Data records
▽

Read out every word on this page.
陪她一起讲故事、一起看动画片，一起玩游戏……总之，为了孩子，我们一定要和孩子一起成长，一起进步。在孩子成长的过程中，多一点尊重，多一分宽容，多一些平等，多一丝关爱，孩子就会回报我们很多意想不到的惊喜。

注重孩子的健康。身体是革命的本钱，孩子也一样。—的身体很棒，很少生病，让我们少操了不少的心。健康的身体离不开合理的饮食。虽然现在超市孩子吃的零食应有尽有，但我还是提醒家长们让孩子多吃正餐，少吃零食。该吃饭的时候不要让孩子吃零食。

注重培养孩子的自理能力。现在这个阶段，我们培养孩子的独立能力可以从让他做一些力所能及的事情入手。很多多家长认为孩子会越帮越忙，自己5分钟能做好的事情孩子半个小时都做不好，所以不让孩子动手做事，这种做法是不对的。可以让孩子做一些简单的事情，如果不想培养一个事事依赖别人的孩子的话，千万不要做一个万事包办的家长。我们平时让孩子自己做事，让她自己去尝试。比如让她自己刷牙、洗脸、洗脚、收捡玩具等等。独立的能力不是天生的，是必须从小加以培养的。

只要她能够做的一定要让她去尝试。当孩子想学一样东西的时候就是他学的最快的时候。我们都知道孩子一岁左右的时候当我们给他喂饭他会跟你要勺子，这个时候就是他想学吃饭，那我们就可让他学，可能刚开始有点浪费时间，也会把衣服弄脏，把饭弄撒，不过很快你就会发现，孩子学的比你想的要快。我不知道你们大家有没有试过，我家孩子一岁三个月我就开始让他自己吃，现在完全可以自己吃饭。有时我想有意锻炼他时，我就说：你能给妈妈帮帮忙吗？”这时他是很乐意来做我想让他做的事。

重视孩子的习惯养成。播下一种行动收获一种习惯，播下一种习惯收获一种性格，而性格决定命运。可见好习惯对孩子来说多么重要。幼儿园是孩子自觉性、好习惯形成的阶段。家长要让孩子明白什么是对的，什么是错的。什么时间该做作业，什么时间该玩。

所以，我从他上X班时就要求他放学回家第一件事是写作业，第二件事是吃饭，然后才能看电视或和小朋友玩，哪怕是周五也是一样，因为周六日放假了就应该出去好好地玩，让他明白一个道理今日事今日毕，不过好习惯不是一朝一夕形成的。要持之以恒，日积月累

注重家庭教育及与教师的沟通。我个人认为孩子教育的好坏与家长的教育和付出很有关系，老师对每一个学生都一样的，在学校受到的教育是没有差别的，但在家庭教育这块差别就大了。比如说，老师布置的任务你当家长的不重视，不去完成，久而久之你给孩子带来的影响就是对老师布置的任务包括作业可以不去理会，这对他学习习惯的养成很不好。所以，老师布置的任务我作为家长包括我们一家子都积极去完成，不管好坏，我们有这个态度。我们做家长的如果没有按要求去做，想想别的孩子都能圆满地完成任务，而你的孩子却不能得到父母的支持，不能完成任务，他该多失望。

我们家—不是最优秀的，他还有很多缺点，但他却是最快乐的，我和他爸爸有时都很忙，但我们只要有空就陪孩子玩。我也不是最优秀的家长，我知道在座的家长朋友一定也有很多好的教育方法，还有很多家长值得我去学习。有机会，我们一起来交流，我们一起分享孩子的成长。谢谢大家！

△

**YOUR OBJECTIVE**:
Print every entry exactly as written.

**THE OUTPUT**:
Read out every word on this page.
陪她一起讲故事、一起看动画片，一起玩游戏……总之，为了孩子，我们一定要和孩子一起成长，一起进步。在孩子成长的过程中，多一点尊重，多一分宽容，多一些平等，多一丝关爱，孩子就会回报我们很多意想不到的惊喜。

注重孩子的健康。身体是革命的本钱，孩子也一样。—的身体很棒，很少生病，让我们少操了不少的心。健康的身体离不开合理的饮食。虽然现在超市孩子吃的零食应有尽有，但我还是提醒家长们让孩子多吃正餐，少吃零食。该吃饭的时候不要让孩子吃零食。

注重培养孩子的自理能力。现在这个阶段，我们培养孩子的独立能力可以从让他做一些力所能及的事情入手。很多多家长认为孩子会越帮越忙，自己5分钟能做好的事情孩子半个小时都做不好，所以不让孩子动手做事，这种做法是不对的。可以让孩子做一些简单的事情，如果不想培养一个事事依赖别人的孩子的话，千万不要做一个万事包办的家长。我们平时让孩子自己做事，让她自己去尝试。比如让她自己刷牙、洗脸、洗脚、收捡玩具等等。独立的能力不是天生的，是必须从小加以培养的。

只要她能够做的一定要让她去尝试。当孩子想学一样东西的时候就是他学的最快的时候。我们都知道孩子一岁左右的时候当我们给他喂饭他会跟你要勺子，这个时候就是他想学吃饭，那我们就可让他学，可能刚开始有点浪费时间，也会把衣服弄脏，把饭弄撒，不过很快你就会发现，孩子学的比你想的要快。我不知道你们大家有没有试过，我家孩子一岁三个月我就开始让他自己吃，现在完全可以自己吃饭。有时我想有意锻炼他时，我就说：你能给妈妈帮帮忙吗？”这时他是很乐意来做我想让他做的事。

重视孩子的习惯养成。播下一种行动收获一种习惯，播下一种习惯收获一种性格，而性格决定命运。可见好习惯对孩子来说多么重要。幼儿园是孩子自觉性、好习惯形成的阶段。家长要让孩子明白什么是对的，什么是错的。什么时间该做作业，什么时间该玩。

所以，我从他上X班时就要求他放学回家第一件事是写作业，第二件事是吃饭，然后才能看电视或和小朋友玩，哪怕是周五也是一样，因为周六日放假了就应该出去好好地玩，让他明白一个道理今日事今日毕，不过好习惯不是一朝一夕形成的。要持之以恒，日积月累

注重家庭教育及与教师的沟通。我个人认为孩子教育的好坏与家长的教育和付出很有关系，老师对每一个学生都一样的，在学校受到的教育是没有差别的，但在家庭教育这块差别就大了。比如说，老师布置的任务你当家长的不重视，不去完成，久而久之你给孩子带来的影响就是对老师布置的任务包括作业可以不去理会，这对他学习习惯的养成很不好。所以，老师布置的任务我作为家长包括我们一家子都积极去完成，不管好坏，我们有这个态度。我们做家长的如果没有按要求去做，想想别的孩子都能圆满地完成任务，而你的孩子却不能得到父母的支持，不能完成任务，他该多失望。

我们家—不是最优秀的，他还有很多缺点，但他却是最快乐的，我和他爸爸有时都很忙，但我们只要有空就陪孩子玩。我也不是最优秀的家长，我知道在座的家长朋友一定也有很多好的教育方法，还有很多家长值得我去学习。有机会，我们一起来交流，我们一起分享孩子的成长。谢谢大家！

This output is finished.